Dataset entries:

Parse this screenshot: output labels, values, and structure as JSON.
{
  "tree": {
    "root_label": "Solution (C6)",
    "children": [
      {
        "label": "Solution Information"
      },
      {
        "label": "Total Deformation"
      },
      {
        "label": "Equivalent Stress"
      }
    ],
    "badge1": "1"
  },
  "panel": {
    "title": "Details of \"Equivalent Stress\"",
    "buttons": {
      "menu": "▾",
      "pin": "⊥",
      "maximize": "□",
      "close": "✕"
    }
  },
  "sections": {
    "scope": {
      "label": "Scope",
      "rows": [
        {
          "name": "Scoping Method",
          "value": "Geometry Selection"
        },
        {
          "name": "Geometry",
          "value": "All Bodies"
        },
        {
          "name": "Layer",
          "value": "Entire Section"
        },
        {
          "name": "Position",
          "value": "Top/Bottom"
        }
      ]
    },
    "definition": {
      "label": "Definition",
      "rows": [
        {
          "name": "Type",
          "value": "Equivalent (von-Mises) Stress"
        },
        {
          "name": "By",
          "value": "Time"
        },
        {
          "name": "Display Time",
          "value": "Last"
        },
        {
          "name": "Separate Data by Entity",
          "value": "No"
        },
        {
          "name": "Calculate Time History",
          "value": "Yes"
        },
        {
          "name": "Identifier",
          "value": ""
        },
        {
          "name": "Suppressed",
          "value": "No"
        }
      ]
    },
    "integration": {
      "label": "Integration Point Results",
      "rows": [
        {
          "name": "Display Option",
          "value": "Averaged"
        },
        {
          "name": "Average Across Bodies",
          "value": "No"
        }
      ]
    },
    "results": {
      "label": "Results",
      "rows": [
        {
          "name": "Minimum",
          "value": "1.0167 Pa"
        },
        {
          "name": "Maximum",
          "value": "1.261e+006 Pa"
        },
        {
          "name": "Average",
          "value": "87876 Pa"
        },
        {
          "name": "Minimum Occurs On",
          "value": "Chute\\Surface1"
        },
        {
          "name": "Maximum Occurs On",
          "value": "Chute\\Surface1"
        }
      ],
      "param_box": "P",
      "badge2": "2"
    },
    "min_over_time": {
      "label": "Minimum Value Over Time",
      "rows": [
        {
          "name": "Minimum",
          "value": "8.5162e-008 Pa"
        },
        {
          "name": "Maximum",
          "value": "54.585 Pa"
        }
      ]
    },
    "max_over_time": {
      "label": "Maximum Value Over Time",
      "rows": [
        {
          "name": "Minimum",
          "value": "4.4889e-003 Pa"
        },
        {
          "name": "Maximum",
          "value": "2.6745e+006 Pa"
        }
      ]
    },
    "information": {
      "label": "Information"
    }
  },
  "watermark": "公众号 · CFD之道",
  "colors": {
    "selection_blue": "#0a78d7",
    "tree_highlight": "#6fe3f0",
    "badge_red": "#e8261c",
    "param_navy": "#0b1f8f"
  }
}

INSTRUCTIONS TO FOLLOW: In the records above, find the lines containing "Stress" and copy them.

SOLVED PROBLEM:
        "label": "Equivalent Stress"
    "title": "Details of \"Equivalent Stress\"",
          "value": "Equivalent (von-Mises) Stress"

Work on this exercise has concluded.